*Written request*
Using the listing below, select the lines with the word "Plan" and copy them.

Stored data entries:
--- Start ---

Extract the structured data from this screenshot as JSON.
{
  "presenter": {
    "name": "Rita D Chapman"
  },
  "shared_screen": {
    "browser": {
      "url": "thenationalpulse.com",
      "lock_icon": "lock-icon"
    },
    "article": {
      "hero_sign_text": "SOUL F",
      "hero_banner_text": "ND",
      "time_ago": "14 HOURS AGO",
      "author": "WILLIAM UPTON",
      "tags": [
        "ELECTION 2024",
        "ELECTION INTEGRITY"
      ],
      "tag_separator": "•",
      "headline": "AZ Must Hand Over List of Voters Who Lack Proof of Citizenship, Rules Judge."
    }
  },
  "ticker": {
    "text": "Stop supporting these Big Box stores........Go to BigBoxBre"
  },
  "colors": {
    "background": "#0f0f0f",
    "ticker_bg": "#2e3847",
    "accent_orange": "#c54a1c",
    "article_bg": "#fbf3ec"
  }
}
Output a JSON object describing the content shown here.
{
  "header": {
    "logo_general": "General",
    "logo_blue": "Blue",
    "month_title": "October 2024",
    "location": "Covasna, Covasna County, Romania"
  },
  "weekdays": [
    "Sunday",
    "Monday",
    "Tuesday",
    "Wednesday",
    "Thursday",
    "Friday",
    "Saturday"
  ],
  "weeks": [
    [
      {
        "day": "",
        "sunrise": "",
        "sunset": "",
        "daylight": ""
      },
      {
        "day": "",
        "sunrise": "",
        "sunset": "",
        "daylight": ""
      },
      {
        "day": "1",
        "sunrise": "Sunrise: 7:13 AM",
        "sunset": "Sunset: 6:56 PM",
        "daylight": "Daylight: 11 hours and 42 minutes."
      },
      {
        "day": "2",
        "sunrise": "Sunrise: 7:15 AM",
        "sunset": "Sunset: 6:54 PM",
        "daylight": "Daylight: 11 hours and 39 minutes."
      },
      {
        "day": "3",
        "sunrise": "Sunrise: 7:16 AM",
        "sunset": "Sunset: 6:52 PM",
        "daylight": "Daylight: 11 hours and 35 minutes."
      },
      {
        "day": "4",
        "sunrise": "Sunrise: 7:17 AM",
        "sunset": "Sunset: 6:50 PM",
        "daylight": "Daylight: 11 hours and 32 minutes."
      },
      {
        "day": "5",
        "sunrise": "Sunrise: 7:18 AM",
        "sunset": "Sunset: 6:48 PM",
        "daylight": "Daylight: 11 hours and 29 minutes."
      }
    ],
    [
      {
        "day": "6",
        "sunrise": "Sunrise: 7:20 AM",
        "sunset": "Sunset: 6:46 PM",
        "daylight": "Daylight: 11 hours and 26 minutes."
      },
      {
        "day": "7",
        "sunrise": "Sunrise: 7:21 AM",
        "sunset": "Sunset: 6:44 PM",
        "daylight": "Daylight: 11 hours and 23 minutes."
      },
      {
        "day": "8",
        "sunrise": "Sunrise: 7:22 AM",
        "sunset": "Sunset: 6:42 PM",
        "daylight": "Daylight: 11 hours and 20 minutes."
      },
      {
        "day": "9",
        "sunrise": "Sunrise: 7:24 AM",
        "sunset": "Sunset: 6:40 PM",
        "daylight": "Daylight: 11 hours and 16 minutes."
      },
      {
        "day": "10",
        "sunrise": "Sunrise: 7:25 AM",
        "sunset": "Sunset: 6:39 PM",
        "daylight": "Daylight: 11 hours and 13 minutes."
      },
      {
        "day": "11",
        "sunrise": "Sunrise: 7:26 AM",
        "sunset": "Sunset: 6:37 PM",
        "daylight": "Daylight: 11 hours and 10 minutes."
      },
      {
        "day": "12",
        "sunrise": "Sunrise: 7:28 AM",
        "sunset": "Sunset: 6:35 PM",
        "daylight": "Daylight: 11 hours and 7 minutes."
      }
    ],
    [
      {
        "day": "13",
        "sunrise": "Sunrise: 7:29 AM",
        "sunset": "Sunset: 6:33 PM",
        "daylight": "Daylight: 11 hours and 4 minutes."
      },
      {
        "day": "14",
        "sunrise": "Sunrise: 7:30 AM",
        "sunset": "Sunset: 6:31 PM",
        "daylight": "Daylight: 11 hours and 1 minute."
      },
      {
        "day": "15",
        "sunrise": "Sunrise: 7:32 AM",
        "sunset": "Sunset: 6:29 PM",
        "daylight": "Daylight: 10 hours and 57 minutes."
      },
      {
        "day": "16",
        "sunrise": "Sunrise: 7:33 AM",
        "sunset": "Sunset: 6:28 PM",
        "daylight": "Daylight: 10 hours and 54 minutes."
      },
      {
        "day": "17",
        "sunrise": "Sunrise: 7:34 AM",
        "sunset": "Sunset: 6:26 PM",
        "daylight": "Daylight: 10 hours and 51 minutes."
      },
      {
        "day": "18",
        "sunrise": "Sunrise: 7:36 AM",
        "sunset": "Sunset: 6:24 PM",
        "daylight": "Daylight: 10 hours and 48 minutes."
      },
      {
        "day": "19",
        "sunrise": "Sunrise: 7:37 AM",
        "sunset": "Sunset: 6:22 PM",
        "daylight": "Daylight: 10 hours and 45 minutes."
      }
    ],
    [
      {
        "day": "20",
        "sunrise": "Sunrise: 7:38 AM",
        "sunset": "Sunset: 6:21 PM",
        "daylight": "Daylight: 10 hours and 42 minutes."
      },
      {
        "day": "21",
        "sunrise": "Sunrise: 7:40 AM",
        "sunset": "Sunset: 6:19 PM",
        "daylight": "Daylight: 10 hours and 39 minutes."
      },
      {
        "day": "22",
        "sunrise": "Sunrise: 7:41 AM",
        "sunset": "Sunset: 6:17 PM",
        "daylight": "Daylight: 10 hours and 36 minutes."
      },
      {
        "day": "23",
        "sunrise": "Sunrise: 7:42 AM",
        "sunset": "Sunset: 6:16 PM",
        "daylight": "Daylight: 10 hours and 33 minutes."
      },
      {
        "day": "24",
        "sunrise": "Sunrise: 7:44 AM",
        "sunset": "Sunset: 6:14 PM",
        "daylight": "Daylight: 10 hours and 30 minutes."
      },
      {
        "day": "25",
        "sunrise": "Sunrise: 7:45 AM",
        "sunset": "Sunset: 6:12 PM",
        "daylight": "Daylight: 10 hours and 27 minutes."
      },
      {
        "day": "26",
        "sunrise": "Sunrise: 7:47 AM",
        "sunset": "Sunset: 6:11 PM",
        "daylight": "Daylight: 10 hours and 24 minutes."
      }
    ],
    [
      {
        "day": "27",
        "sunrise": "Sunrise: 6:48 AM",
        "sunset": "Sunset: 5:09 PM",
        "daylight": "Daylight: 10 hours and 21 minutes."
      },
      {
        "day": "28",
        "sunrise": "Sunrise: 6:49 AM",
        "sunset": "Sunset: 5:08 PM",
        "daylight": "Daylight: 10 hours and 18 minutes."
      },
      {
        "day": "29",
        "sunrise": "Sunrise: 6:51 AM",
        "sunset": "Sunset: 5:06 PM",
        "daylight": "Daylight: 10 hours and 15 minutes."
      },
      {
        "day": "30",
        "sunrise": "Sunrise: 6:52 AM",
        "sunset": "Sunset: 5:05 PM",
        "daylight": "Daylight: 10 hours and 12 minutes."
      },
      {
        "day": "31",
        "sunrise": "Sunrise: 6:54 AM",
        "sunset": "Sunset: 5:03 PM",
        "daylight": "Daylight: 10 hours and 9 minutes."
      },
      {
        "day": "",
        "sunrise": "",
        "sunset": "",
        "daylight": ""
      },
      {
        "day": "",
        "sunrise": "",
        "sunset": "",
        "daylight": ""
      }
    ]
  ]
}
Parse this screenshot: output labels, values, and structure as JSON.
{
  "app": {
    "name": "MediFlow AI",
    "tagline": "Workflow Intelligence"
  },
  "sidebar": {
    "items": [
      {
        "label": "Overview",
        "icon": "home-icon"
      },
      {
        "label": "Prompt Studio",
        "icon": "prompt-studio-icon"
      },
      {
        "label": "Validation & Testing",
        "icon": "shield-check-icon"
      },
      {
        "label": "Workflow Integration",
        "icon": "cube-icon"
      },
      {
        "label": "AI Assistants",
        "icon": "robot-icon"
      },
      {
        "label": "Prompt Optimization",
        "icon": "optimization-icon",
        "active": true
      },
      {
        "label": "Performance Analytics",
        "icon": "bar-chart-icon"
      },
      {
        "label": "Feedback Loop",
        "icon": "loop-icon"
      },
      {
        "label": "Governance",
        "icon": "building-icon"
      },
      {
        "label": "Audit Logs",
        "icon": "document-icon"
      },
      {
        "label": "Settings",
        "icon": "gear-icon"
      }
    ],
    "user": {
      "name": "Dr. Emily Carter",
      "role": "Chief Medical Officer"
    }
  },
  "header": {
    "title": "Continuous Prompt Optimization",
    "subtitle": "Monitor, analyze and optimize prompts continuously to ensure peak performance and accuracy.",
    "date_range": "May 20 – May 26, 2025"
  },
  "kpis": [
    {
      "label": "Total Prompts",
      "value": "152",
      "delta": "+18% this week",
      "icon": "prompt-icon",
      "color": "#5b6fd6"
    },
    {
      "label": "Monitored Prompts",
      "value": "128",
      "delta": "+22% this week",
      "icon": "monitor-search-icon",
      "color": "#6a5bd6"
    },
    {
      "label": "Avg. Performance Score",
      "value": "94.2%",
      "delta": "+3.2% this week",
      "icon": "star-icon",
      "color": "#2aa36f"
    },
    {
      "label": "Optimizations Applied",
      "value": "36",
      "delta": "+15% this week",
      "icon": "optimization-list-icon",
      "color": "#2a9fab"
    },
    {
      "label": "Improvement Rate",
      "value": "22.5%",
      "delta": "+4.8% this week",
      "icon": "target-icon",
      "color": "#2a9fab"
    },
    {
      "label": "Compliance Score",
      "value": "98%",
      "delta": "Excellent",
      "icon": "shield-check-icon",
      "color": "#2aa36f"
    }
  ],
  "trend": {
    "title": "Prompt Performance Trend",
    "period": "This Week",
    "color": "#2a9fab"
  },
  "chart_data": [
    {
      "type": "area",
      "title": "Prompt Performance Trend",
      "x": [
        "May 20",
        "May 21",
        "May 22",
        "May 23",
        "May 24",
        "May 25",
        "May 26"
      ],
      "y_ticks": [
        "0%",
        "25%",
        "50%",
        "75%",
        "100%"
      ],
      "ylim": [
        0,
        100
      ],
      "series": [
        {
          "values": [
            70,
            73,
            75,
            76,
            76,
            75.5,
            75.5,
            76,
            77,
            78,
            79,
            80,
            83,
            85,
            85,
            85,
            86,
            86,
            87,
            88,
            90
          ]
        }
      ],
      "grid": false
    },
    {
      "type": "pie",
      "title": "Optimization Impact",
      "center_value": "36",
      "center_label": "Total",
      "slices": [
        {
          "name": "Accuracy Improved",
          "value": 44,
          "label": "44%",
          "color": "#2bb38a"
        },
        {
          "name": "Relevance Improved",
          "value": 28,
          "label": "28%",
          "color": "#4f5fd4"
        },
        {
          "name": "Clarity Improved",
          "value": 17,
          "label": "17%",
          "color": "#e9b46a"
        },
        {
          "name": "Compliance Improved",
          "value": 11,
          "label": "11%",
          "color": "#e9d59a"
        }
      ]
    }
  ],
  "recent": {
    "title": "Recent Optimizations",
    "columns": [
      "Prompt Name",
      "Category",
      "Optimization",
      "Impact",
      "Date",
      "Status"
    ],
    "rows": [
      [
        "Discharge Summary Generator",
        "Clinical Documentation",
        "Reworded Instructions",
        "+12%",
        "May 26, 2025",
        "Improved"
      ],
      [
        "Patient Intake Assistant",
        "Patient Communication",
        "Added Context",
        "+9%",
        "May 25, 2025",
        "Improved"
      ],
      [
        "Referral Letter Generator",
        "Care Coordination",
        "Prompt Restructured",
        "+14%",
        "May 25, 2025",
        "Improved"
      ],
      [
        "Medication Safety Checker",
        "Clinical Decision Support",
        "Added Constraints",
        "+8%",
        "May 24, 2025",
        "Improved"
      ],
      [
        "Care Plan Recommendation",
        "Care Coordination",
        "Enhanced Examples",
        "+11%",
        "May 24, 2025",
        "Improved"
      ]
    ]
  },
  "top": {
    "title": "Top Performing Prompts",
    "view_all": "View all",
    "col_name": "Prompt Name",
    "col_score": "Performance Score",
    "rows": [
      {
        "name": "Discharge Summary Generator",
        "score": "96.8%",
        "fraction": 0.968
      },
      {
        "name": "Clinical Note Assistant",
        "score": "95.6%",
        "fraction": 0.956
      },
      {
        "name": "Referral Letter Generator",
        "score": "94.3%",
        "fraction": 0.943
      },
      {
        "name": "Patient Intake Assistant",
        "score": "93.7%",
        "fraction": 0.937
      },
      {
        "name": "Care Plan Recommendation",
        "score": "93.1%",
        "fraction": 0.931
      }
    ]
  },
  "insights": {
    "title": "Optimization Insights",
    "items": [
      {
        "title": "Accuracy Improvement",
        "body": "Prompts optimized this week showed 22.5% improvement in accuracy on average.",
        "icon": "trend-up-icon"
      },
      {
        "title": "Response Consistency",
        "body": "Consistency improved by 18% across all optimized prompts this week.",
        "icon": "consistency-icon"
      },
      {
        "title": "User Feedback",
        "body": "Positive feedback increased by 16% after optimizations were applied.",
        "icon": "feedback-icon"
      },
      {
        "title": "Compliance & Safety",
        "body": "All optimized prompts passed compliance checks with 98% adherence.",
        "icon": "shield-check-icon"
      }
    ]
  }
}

--- End ---

*Result of this exercise*
        "Care Plan Recommendation",
        "name": "Care Plan Recommendation",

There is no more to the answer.